What needs to be done
Check every line of the entries that follow, and copy the ones containing "making".

Listing
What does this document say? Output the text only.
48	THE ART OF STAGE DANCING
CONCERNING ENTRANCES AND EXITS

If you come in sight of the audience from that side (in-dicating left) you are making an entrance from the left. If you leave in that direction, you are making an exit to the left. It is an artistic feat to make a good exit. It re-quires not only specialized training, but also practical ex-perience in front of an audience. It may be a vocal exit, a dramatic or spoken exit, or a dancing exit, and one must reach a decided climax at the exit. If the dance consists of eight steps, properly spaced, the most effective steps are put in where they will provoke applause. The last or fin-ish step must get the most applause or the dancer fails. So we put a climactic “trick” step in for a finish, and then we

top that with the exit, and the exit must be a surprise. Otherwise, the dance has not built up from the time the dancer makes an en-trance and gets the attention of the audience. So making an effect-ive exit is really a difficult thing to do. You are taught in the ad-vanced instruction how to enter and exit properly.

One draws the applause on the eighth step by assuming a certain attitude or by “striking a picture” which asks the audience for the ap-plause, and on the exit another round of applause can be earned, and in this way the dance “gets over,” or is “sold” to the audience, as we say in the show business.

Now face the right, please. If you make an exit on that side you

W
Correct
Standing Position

Reply
If you come in sight of the audience from that side (in-dicating left) you are making an entrance from the left. If you leave in that direction, you are making an exit to the left. It is an artistic feat to make a good exit. It re-quires not only specialized training, but also practical ex-perience in front of an audience. It may be a vocal exit, a dramatic or spoken exit, or a dancing exit, and one must reach a decided climax at the exit. If the dance consists of eight steps, properly spaced, the most effective steps are put in where they will provoke applause. The last or fin-ish step must get the most applause or the dancer fails. So we put a climactic “trick” step in for a finish, and then we
top that with the exit, and the exit must be a surprise. Otherwise, the dance has not built up from the time the dancer makes an en-trance and gets the attention of the audience. So making an effect-ive exit is really a difficult thing to do. You are taught in the ad-vanced instruction how to enter and exit properly.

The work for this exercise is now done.